Repeat what the lines below say, word for word, and skip every image.

═══ Information given

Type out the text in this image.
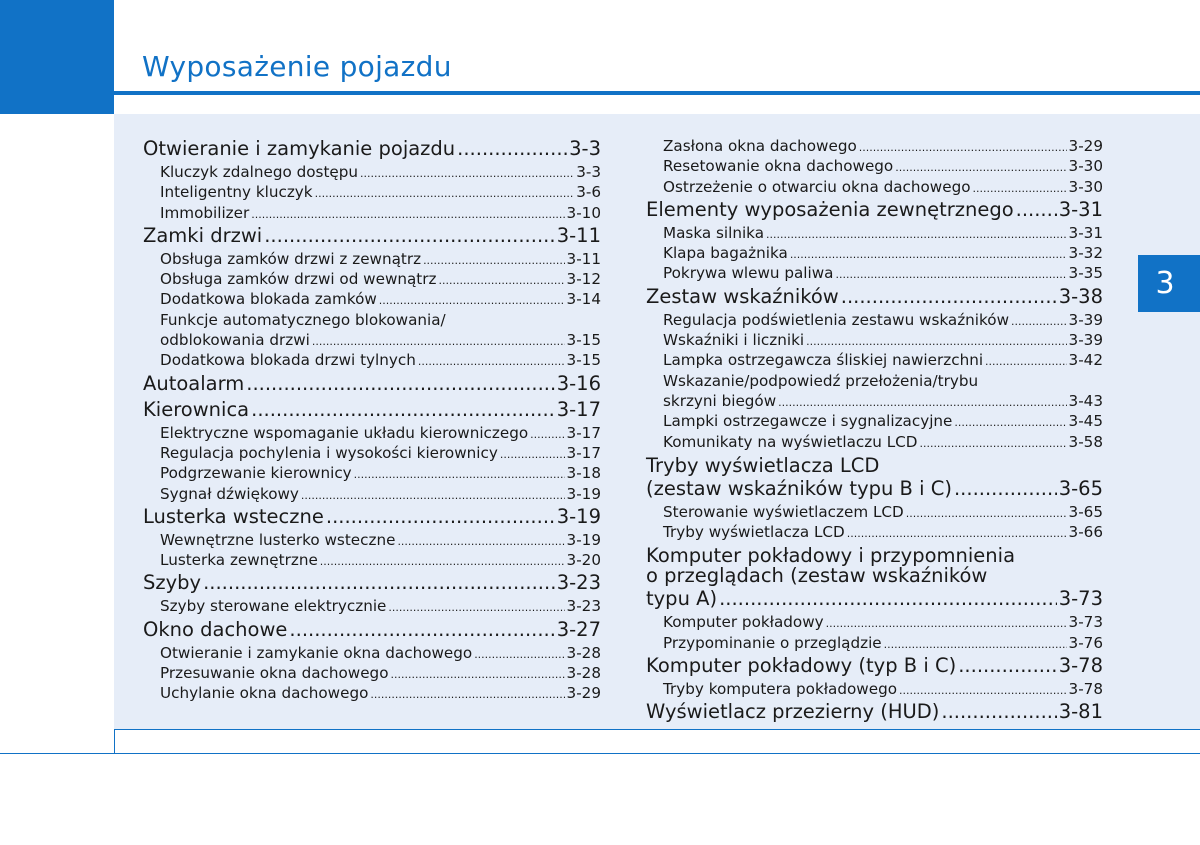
Wyposażenie pojazdu
3
Otwieranie i zamykanie pojazdu .....	3-3
Kluczyk zdalnego dostępu .....	3-3
Inteligentny kluczyk .....	3-6
Immobilizer .....	3-10
Zamki drzwi .....	3-11
Obsługa zamków drzwi z zewnątrz .....	3-11
Obsługa zamków drzwi od wewnątrz .....	3-12
Dodatkowa blokada zamków .....	3-14
Funkcje automatycznego blokowania/
odblokowania drzwi .....	3-15
Dodatkowa blokada drzwi tylnych .....	3-15
Autoalarm .....	3-16
Kierownica .....	3-17
Elektryczne wspomaganie układu kierowniczego .....	3-17
Regulacja pochylenia i wysokości kierownicy .....	3-17
Podgrzewanie kierownicy .....	3-18
Sygnał dźwiękowy .....	3-19
Lusterka wsteczne .....	3-19
Wewnętrzne lusterko wsteczne .....	3-19
Lusterka zewnętrzne .....	3-20
Szyby .....	3-23
Szyby sterowane elektrycznie .....	3-23
Okno dachowe .....	3-27
Otwieranie i zamykanie okna dachowego .....	3-28
Przesuwanie okna dachowego .....	3-28
Uchylanie okna dachowego .....	3-29
Zasłona okna dachowego .....	3-29
Resetowanie okna dachowego .....	3-30
Ostrzeżenie o otwarciu okna dachowego .....	3-30
Elementy wyposażenia zewnętrznego ..... 3-31
Maska silnika .....	3-31
Klapa bagażnika .....	3-32
Pokrywa wlewu paliwa .....	3-35
Zestaw wskaźników .....	3-38
Regulacja podświetlenia zestawu wskaźników .....	3-39
Wskaźniki i liczniki .....	3-39
Lampka ostrzegawcza śliskiej nawierzchni .....	3-42
Wskazanie/podpowiedź przełożenia/trybu
skrzyni biegów .....	3-43
Lampki ostrzegawcze i sygnalizacyjne .....	3-45
Komunikaty na wyświetlaczu LCD .....	3-58
Tryby wyświetlacza LCD
(zestaw wskaźników typu B i C) .....	3-65
Sterowanie wyświetlaczem LCD .....	3-65
Tryby wyświetlacza LCD .....	3-66
Komputer pokładowy i przypomnienia
o przeglądach (zestaw wskaźników
typu A) .....	3-73
Komputer pokładowy .....	3-73
Przypominanie o przeglądzie .....	3-76
Komputer pokładowy (typ B i C) .....	3-78
Tryby komputera pokładowego .....	3-78
Wyświetlacz przezierny (HUD) .....	3-81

══════

▸ **The answer**
Type out the text in this image.
Wyposażenie pojazdu
3
Otwieranie i zamykanie pojazdu .....	3-3
Kluczyk zdalnego dostępu .....	3-3
Inteligentny kluczyk .....	3-6
Immobilizer .....	3-10
Zamki drzwi .....	3-11
Obsługa zamków drzwi z zewnątrz .....	3-11
Obsługa zamków drzwi od wewnątrz .....	3-12
Dodatkowa blokada zamków .....	3-14
Funkcje automatycznego blokowania/
odblokowania drzwi .....	3-15
Dodatkowa blokada drzwi tylnych .....	3-15
Autoalarm .....	3-16
Kierownica .....	3-17
Elektryczne wspomaganie układu kierowniczego .....	3-17
Regulacja pochylenia i wysokości kierownicy .....	3-17
Podgrzewanie kierownicy .....	3-18
Sygnał dźwiękowy .....	3-19
Lusterka wsteczne .....	3-19
Wewnętrzne lusterko wsteczne .....	3-19
Lusterka zewnętrzne .....	3-20
Szyby .....	3-23
Szyby sterowane elektrycznie .....	3-23
Okno dachowe .....	3-27
Otwieranie i zamykanie okna dachowego .....	3-28
Przesuwanie okna dachowego .....	3-28
Uchylanie okna dachowego .....	3-29
Zasłona okna dachowego .....	3-29
Resetowanie okna dachowego .....	3-30
Ostrzeżenie o otwarciu okna dachowego .....	3-30
Elementy wyposażenia zewnętrznego ..... 3-31
Maska silnika .....	3-31
Klapa bagażnika .....	3-32
Pokrywa wlewu paliwa .....	3-35
Zestaw wskaźników .....	3-38
Regulacja podświetlenia zestawu wskaźników .....	3-39
Wskaźniki i liczniki .....	3-39
Lampka ostrzegawcza śliskiej nawierzchni .....	3-42
Wskazanie/podpowiedź przełożenia/trybu
skrzyni biegów .....	3-43
Lampki ostrzegawcze i sygnalizacyjne .....	3-45
Komunikaty na wyświetlaczu LCD .....	3-58
Tryby wyświetlacza LCD
(zestaw wskaźników typu B i C) .....	3-65
Sterowanie wyświetlaczem LCD .....	3-65
Tryby wyświetlacza LCD .....	3-66
Komputer pokładowy i przypomnienia
o przeglądach (zestaw wskaźników
typu A) .....	3-73
Komputer pokładowy .....	3-73
Przypominanie o przeglądzie .....	3-76
Komputer pokładowy (typ B i C) .....	3-78
Tryby komputera pokładowego .....	3-78
Wyświetlacz przezierny (HUD) .....	3-81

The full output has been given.